REQUIRED WORK:
Scan the listing below and copy every line holding "skaliert".

[Entries with figure data]
## BEGIN

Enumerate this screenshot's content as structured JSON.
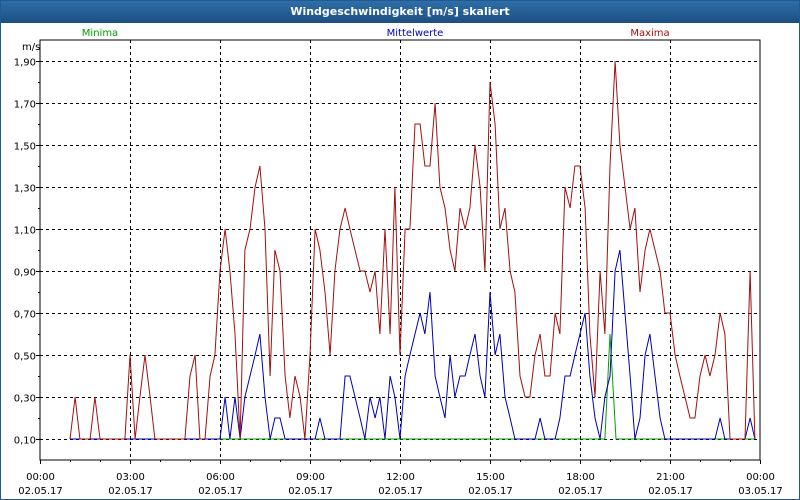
{
  "window": {
    "title": "Windgeschwindigkeit [m/s] skaliert"
  },
  "chart_data": {
    "type": "line",
    "title": "Windgeschwindigkeit [m/s] skaliert",
    "ylabel": "m/s",
    "xlabel": "",
    "ylim": [
      0,
      2.0
    ],
    "xlim_hours": [
      0,
      24
    ],
    "grid": true,
    "legend_placement": "top",
    "y_ticks": [
      "0,10",
      "0,30",
      "0,50",
      "0,70",
      "0,90",
      "1,10",
      "1,30",
      "1,50",
      "1,70",
      "1,90"
    ],
    "y_minor_ticks": [
      "0,20",
      "0,40",
      "0,60",
      "0,80",
      "1,00",
      "1,20",
      "1,40",
      "1,60",
      "1,80"
    ],
    "y_tick_values": [
      0.1,
      0.3,
      0.5,
      0.7,
      0.9,
      1.1,
      1.3,
      1.5,
      1.7,
      1.9
    ],
    "y_minor_values": [
      0.2,
      0.4,
      0.6,
      0.8,
      1.0,
      1.2,
      1.4,
      1.6,
      1.8
    ],
    "x_ticks": [
      {
        "h": 0,
        "time": "00:00",
        "date": "02.05.17"
      },
      {
        "h": 3,
        "time": "03:00",
        "date": "02.05.17"
      },
      {
        "h": 6,
        "time": "06:00",
        "date": "02.05.17"
      },
      {
        "h": 9,
        "time": "09:00",
        "date": "02.05.17"
      },
      {
        "h": 12,
        "time": "12:00",
        "date": "02.05.17"
      },
      {
        "h": 15,
        "time": "15:00",
        "date": "02.05.17"
      },
      {
        "h": 18,
        "time": "18:00",
        "date": "02.05.17"
      },
      {
        "h": 21,
        "time": "21:00",
        "date": "02.05.17"
      },
      {
        "h": 24,
        "time": "00:00",
        "date": "03.05.17"
      }
    ],
    "series": [
      {
        "name": "Minima",
        "color": "#00a000",
        "points": [
          [
            1,
            0.1
          ],
          [
            18.83,
            0.1
          ],
          [
            19.0,
            0.6
          ],
          [
            19.2,
            0.1
          ],
          [
            23.8,
            0.1
          ]
        ]
      },
      {
        "name": "Mittelwerte",
        "color": "#0000b0",
        "points": [
          [
            1,
            0.1
          ],
          [
            6.0,
            0.1
          ],
          [
            6.17,
            0.3
          ],
          [
            6.33,
            0.1
          ],
          [
            6.5,
            0.3
          ],
          [
            6.67,
            0.1
          ],
          [
            6.83,
            0.3
          ],
          [
            7.0,
            0.4
          ],
          [
            7.17,
            0.5
          ],
          [
            7.33,
            0.6
          ],
          [
            7.5,
            0.3
          ],
          [
            7.67,
            0.1
          ],
          [
            7.83,
            0.2
          ],
          [
            8.0,
            0.2
          ],
          [
            8.17,
            0.1
          ],
          [
            8.33,
            0.1
          ],
          [
            8.5,
            0.1
          ],
          [
            8.67,
            0.1
          ],
          [
            9.0,
            0.1
          ],
          [
            9.17,
            0.1
          ],
          [
            9.33,
            0.2
          ],
          [
            9.5,
            0.1
          ],
          [
            9.67,
            0.1
          ],
          [
            10.0,
            0.1
          ],
          [
            10.17,
            0.4
          ],
          [
            10.33,
            0.4
          ],
          [
            10.5,
            0.3
          ],
          [
            10.67,
            0.2
          ],
          [
            10.83,
            0.1
          ],
          [
            11.0,
            0.3
          ],
          [
            11.17,
            0.2
          ],
          [
            11.33,
            0.3
          ],
          [
            11.5,
            0.1
          ],
          [
            11.67,
            0.4
          ],
          [
            11.83,
            0.3
          ],
          [
            12.0,
            0.1
          ],
          [
            12.17,
            0.4
          ],
          [
            12.33,
            0.5
          ],
          [
            12.5,
            0.6
          ],
          [
            12.67,
            0.7
          ],
          [
            12.83,
            0.6
          ],
          [
            13.0,
            0.8
          ],
          [
            13.17,
            0.4
          ],
          [
            13.33,
            0.3
          ],
          [
            13.5,
            0.2
          ],
          [
            13.67,
            0.5
          ],
          [
            13.83,
            0.3
          ],
          [
            14.0,
            0.4
          ],
          [
            14.17,
            0.4
          ],
          [
            14.33,
            0.5
          ],
          [
            14.5,
            0.6
          ],
          [
            14.67,
            0.4
          ],
          [
            14.83,
            0.3
          ],
          [
            15.0,
            0.8
          ],
          [
            15.17,
            0.5
          ],
          [
            15.33,
            0.6
          ],
          [
            15.5,
            0.3
          ],
          [
            15.67,
            0.2
          ],
          [
            15.83,
            0.1
          ],
          [
            16.0,
            0.1
          ],
          [
            16.17,
            0.1
          ],
          [
            16.5,
            0.1
          ],
          [
            16.67,
            0.2
          ],
          [
            16.83,
            0.1
          ],
          [
            17.0,
            0.1
          ],
          [
            17.17,
            0.1
          ],
          [
            17.33,
            0.2
          ],
          [
            17.5,
            0.4
          ],
          [
            17.67,
            0.4
          ],
          [
            17.83,
            0.5
          ],
          [
            18.0,
            0.6
          ],
          [
            18.17,
            0.7
          ],
          [
            18.33,
            0.4
          ],
          [
            18.5,
            0.2
          ],
          [
            18.67,
            0.1
          ],
          [
            18.83,
            0.3
          ],
          [
            19.0,
            0.4
          ],
          [
            19.17,
            0.9
          ],
          [
            19.33,
            1.0
          ],
          [
            19.5,
            0.7
          ],
          [
            19.67,
            0.4
          ],
          [
            19.83,
            0.1
          ],
          [
            20.0,
            0.2
          ],
          [
            20.17,
            0.5
          ],
          [
            20.33,
            0.6
          ],
          [
            20.5,
            0.4
          ],
          [
            20.67,
            0.2
          ],
          [
            20.83,
            0.1
          ],
          [
            21.0,
            0.1
          ],
          [
            21.17,
            0.1
          ],
          [
            21.33,
            0.1
          ],
          [
            22.0,
            0.1
          ],
          [
            22.33,
            0.1
          ],
          [
            22.5,
            0.1
          ],
          [
            22.67,
            0.2
          ],
          [
            22.83,
            0.1
          ],
          [
            23.0,
            0.1
          ],
          [
            23.17,
            0.1
          ],
          [
            23.5,
            0.1
          ],
          [
            23.67,
            0.2
          ],
          [
            23.83,
            0.1
          ]
        ]
      },
      {
        "name": "Maxima",
        "color": "#a01010",
        "points": [
          [
            1,
            0.1
          ],
          [
            1.17,
            0.3
          ],
          [
            1.33,
            0.1
          ],
          [
            1.67,
            0.1
          ],
          [
            1.83,
            0.3
          ],
          [
            2.0,
            0.1
          ],
          [
            2.5,
            0.1
          ],
          [
            2.83,
            0.1
          ],
          [
            3.0,
            0.5
          ],
          [
            3.17,
            0.1
          ],
          [
            3.33,
            0.3
          ],
          [
            3.5,
            0.5
          ],
          [
            3.67,
            0.3
          ],
          [
            3.83,
            0.1
          ],
          [
            4.5,
            0.1
          ],
          [
            4.83,
            0.1
          ],
          [
            5.0,
            0.4
          ],
          [
            5.17,
            0.5
          ],
          [
            5.33,
            0.1
          ],
          [
            5.5,
            0.1
          ],
          [
            5.67,
            0.4
          ],
          [
            5.83,
            0.5
          ],
          [
            6.0,
            0.9
          ],
          [
            6.17,
            1.1
          ],
          [
            6.33,
            0.9
          ],
          [
            6.5,
            0.6
          ],
          [
            6.67,
            0.1
          ],
          [
            6.83,
            1.0
          ],
          [
            7.0,
            1.1
          ],
          [
            7.17,
            1.3
          ],
          [
            7.33,
            1.4
          ],
          [
            7.5,
            1.1
          ],
          [
            7.67,
            0.4
          ],
          [
            7.83,
            1.0
          ],
          [
            8.0,
            0.9
          ],
          [
            8.17,
            0.4
          ],
          [
            8.33,
            0.2
          ],
          [
            8.5,
            0.4
          ],
          [
            8.67,
            0.3
          ],
          [
            8.83,
            0.1
          ],
          [
            9.0,
            0.5
          ],
          [
            9.17,
            1.1
          ],
          [
            9.33,
            1.0
          ],
          [
            9.5,
            0.8
          ],
          [
            9.67,
            0.5
          ],
          [
            9.83,
            0.9
          ],
          [
            10.0,
            1.1
          ],
          [
            10.17,
            1.2
          ],
          [
            10.33,
            1.1
          ],
          [
            10.5,
            1.0
          ],
          [
            10.67,
            0.9
          ],
          [
            10.83,
            0.9
          ],
          [
            11.0,
            0.8
          ],
          [
            11.17,
            0.9
          ],
          [
            11.33,
            0.6
          ],
          [
            11.5,
            1.1
          ],
          [
            11.67,
            0.6
          ],
          [
            11.83,
            1.3
          ],
          [
            12.0,
            0.5
          ],
          [
            12.17,
            1.1
          ],
          [
            12.33,
            1.1
          ],
          [
            12.5,
            1.6
          ],
          [
            12.67,
            1.6
          ],
          [
            12.83,
            1.4
          ],
          [
            13.0,
            1.4
          ],
          [
            13.17,
            1.7
          ],
          [
            13.33,
            1.3
          ],
          [
            13.5,
            1.2
          ],
          [
            13.67,
            1.0
          ],
          [
            13.83,
            0.9
          ],
          [
            14.0,
            1.2
          ],
          [
            14.17,
            1.1
          ],
          [
            14.33,
            1.2
          ],
          [
            14.5,
            1.5
          ],
          [
            14.67,
            1.3
          ],
          [
            14.83,
            0.9
          ],
          [
            15.0,
            1.8
          ],
          [
            15.17,
            1.6
          ],
          [
            15.33,
            1.1
          ],
          [
            15.5,
            1.2
          ],
          [
            15.67,
            0.9
          ],
          [
            15.83,
            0.8
          ],
          [
            16.0,
            0.4
          ],
          [
            16.17,
            0.3
          ],
          [
            16.33,
            0.3
          ],
          [
            16.5,
            0.5
          ],
          [
            16.67,
            0.6
          ],
          [
            16.83,
            0.4
          ],
          [
            17.0,
            0.4
          ],
          [
            17.17,
            0.7
          ],
          [
            17.33,
            0.6
          ],
          [
            17.5,
            1.3
          ],
          [
            17.67,
            1.2
          ],
          [
            17.83,
            1.4
          ],
          [
            18.0,
            1.4
          ],
          [
            18.17,
            1.2
          ],
          [
            18.33,
            0.6
          ],
          [
            18.5,
            0.3
          ],
          [
            18.67,
            0.9
          ],
          [
            18.83,
            0.6
          ],
          [
            19.0,
            1.4
          ],
          [
            19.17,
            1.9
          ],
          [
            19.33,
            1.5
          ],
          [
            19.5,
            1.3
          ],
          [
            19.67,
            1.1
          ],
          [
            19.83,
            1.2
          ],
          [
            20.0,
            0.8
          ],
          [
            20.17,
            1.0
          ],
          [
            20.33,
            1.1
          ],
          [
            20.5,
            1.0
          ],
          [
            20.67,
            0.9
          ],
          [
            20.83,
            0.7
          ],
          [
            21.0,
            0.7
          ],
          [
            21.17,
            0.5
          ],
          [
            21.33,
            0.4
          ],
          [
            21.5,
            0.3
          ],
          [
            21.67,
            0.2
          ],
          [
            21.83,
            0.2
          ],
          [
            22.0,
            0.4
          ],
          [
            22.17,
            0.5
          ],
          [
            22.33,
            0.4
          ],
          [
            22.5,
            0.5
          ],
          [
            22.67,
            0.7
          ],
          [
            22.83,
            0.6
          ],
          [
            23.0,
            0.1
          ],
          [
            23.33,
            0.1
          ],
          [
            23.5,
            0.1
          ],
          [
            23.67,
            0.9
          ],
          [
            23.83,
            0.1
          ]
        ]
      }
    ]
  }
}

## END

FULL ANSWER:
    "title": "Windgeschwindigkeit [m/s] skaliert"
    "title": "Windgeschwindigkeit [m/s] skaliert",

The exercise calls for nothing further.